Reproduce all the entries precisely.
►
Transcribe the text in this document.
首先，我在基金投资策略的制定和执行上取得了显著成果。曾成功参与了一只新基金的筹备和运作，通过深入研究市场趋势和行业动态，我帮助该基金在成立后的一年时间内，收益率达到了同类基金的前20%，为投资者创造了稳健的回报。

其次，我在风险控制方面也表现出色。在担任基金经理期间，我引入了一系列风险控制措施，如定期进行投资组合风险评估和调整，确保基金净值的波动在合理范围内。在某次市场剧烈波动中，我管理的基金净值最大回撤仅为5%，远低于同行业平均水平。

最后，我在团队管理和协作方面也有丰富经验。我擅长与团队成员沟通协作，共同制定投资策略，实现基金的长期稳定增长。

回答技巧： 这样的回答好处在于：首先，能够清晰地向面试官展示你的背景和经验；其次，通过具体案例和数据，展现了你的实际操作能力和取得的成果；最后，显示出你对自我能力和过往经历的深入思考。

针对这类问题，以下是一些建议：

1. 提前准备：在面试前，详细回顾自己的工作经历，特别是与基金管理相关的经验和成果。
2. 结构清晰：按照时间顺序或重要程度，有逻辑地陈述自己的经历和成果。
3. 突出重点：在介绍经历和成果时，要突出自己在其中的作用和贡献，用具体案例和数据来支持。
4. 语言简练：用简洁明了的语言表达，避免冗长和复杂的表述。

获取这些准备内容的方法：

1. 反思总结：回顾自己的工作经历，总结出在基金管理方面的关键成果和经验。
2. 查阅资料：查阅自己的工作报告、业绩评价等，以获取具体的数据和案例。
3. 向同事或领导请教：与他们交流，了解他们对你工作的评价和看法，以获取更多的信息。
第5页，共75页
◄
Answer below:
Transcribe the text in this document.
首先，我在基金投资策略的制定和执行上取得了显著成果。曾成功参与了一只新基金的筹备和运作，通过深入研究市场趋势和行业动态，我帮助该基金在成立后的一年时间内，收益率达到了同类基金的前20%，为投资者创造了稳健的回报。

其次，我在风险控制方面也表现出色。在担任基金经理期间，我引入了一系列风险控制措施，如定期进行投资组合风险评估和调整，确保基金净值的波动在合理范围内。在某次市场剧烈波动中，我管理的基金净值最大回撤仅为5%，远低于同行业平均水平。

最后，我在团队管理和协作方面也有丰富经验。我擅长与团队成员沟通协作，共同制定投资策略，实现基金的长期稳定增长。

回答技巧： 这样的回答好处在于：首先，能够清晰地向面试官展示你的背景和经验；其次，通过具体案例和数据，展现了你的实际操作能力和取得的成果；最后，显示出你对自我能力和过往经历的深入思考。

针对这类问题，以下是一些建议：

1. 提前准备：在面试前，详细回顾自己的工作经历，特别是与基金管理相关的经验和成果。
2. 结构清晰：按照时间顺序或重要程度，有逻辑地陈述自己的经历和成果。
3. 突出重点：在介绍经历和成果时，要突出自己在其中的作用和贡献，用具体案例和数据来支持。
4. 语言简练：用简洁明了的语言表达，避免冗长和复杂的表述。

获取这些准备内容的方法：

1. 反思总结：回顾自己的工作经历，总结出在基金管理方面的关键成果和经验。
2. 查阅资料：查阅自己的工作报告、业绩评价等，以获取具体的数据和案例。
3. 向同事或领导请教：与他们交流，了解他们对你工作的评价和看法，以获取更多的信息。
第5页，共75页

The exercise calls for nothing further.